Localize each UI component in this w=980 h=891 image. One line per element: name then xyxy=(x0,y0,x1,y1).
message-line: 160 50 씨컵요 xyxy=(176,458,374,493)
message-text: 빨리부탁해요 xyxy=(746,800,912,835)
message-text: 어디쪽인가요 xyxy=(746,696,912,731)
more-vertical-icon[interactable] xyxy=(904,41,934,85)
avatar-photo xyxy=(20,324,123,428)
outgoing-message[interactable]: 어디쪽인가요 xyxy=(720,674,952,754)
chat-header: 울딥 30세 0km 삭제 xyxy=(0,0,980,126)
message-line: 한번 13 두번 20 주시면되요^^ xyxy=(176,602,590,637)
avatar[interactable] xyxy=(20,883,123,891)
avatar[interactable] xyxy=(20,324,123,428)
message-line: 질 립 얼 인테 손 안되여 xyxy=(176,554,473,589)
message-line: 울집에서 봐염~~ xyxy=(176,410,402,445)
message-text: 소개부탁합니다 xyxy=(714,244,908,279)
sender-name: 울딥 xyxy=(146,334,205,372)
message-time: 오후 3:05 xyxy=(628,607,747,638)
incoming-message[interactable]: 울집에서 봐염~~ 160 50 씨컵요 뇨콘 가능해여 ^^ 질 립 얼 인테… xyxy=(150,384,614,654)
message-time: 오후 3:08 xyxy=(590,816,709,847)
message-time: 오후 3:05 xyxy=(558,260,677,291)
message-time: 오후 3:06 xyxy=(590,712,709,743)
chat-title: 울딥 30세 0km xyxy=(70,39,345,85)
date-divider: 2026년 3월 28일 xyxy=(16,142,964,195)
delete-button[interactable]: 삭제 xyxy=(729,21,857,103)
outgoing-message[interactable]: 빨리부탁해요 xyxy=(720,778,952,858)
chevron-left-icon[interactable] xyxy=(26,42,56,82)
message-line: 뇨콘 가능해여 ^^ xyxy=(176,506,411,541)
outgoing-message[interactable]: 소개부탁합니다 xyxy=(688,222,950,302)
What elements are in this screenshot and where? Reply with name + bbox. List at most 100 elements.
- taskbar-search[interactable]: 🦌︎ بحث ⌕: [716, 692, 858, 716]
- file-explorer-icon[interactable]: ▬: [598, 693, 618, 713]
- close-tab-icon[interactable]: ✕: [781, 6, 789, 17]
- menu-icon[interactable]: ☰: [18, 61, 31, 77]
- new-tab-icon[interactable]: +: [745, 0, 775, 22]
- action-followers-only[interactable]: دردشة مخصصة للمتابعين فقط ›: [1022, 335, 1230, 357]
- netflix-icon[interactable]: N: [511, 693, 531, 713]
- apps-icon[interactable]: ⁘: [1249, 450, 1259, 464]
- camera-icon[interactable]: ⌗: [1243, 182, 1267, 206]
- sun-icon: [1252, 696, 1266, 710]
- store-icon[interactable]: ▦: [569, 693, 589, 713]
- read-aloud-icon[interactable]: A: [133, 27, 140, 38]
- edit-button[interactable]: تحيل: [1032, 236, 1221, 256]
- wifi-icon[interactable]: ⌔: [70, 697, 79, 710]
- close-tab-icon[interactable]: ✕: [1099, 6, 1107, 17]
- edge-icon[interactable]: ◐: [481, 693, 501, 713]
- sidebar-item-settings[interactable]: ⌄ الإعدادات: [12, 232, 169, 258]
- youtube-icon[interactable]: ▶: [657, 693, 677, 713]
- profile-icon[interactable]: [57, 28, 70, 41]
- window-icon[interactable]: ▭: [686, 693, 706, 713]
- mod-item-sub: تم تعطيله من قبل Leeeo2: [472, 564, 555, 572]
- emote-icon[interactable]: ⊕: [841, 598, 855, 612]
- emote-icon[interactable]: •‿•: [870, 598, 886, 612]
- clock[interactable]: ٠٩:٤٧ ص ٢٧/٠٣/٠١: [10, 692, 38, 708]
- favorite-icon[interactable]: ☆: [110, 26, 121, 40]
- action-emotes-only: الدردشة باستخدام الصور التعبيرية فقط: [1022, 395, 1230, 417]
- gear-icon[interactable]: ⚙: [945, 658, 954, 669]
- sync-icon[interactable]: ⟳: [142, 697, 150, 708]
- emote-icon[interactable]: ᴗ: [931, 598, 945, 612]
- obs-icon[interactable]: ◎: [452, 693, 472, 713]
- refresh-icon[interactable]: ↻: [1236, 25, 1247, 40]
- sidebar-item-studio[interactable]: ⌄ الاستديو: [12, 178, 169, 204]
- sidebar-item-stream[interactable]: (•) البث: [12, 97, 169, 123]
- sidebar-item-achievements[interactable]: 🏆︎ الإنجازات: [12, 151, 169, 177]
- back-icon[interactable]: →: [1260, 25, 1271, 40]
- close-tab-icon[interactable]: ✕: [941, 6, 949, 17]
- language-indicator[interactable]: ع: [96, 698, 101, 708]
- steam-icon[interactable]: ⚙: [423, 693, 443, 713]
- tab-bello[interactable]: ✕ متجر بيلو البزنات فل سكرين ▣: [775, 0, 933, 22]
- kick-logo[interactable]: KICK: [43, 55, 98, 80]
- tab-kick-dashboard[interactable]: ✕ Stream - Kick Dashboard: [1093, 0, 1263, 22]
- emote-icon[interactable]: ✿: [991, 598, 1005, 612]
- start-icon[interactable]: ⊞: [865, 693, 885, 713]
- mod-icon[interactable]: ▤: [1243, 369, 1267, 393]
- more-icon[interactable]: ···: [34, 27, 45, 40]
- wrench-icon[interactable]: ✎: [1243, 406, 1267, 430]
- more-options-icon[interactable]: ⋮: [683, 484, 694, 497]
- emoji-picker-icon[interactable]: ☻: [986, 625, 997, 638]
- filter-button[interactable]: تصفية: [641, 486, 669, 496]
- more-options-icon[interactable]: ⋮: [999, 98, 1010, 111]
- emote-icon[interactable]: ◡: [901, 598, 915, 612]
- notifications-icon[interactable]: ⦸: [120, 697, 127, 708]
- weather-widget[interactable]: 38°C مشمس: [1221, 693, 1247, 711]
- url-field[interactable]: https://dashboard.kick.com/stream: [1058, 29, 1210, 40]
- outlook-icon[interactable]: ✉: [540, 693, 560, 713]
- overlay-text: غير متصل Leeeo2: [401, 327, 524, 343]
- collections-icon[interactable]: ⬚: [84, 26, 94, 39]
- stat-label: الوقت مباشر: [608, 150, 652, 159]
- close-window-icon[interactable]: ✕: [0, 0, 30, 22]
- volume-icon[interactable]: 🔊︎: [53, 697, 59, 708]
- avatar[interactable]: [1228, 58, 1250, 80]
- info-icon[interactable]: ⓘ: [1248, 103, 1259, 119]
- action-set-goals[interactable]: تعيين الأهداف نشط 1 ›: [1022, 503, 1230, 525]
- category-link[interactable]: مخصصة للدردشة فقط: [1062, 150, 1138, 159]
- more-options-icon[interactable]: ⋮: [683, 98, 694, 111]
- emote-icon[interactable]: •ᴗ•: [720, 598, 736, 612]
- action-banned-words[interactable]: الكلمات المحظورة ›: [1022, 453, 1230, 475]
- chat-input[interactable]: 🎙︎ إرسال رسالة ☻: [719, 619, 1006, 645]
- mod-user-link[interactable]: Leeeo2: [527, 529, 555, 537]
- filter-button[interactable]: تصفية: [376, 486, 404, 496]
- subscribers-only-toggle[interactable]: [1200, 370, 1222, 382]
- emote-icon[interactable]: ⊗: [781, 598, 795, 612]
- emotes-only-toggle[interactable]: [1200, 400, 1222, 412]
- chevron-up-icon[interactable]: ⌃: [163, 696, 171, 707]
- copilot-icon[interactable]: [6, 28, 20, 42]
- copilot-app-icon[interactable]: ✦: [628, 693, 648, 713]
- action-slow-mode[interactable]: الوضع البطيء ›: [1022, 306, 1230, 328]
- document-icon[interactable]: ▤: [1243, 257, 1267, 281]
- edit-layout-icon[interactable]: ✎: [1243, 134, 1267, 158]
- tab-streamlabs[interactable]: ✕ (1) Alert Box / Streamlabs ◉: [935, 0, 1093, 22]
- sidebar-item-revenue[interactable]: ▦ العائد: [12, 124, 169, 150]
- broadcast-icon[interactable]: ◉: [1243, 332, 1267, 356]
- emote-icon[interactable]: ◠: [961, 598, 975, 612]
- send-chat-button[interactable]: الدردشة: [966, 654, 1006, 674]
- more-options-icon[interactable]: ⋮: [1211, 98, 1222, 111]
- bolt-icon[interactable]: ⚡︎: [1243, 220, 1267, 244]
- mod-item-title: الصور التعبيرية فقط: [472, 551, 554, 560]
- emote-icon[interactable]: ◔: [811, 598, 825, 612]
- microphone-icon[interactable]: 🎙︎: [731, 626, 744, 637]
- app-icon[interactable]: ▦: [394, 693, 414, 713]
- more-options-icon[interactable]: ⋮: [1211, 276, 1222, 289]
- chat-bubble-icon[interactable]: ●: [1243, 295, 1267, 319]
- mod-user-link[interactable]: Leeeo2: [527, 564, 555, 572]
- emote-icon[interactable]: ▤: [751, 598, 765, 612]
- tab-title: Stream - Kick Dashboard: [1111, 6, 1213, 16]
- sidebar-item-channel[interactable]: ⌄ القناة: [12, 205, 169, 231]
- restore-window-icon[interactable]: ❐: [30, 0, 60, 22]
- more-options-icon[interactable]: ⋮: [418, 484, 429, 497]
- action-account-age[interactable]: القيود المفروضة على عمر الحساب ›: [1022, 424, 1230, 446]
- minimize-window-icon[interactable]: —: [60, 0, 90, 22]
•••••
_EXERCISE GOAL_
Copy the data word for word, from the very beginning through the line containing "message-line: 울집에서 봐염~~", and stop there.

_FINISHED ANSWER_
Localize each UI component in this w=980 h=891 image. One line per element: name then xyxy=(x0,y0,x1,y1).
message-line: 160 50 씨컵요 xyxy=(176,458,374,493)
message-text: 빨리부탁해요 xyxy=(746,800,912,835)
message-text: 어디쪽인가요 xyxy=(746,696,912,731)
more-vertical-icon[interactable] xyxy=(904,41,934,85)
avatar-photo xyxy=(20,324,123,428)
outgoing-message[interactable]: 어디쪽인가요 xyxy=(720,674,952,754)
chat-header: 울딥 30세 0km 삭제 xyxy=(0,0,980,126)
message-line: 한번 13 두번 20 주시면되요^^ xyxy=(176,602,590,637)
avatar[interactable] xyxy=(20,883,123,891)
avatar[interactable] xyxy=(20,324,123,428)
message-line: 질 립 얼 인테 손 안되여 xyxy=(176,554,473,589)
message-line: 울집에서 봐염~~ xyxy=(176,410,402,445)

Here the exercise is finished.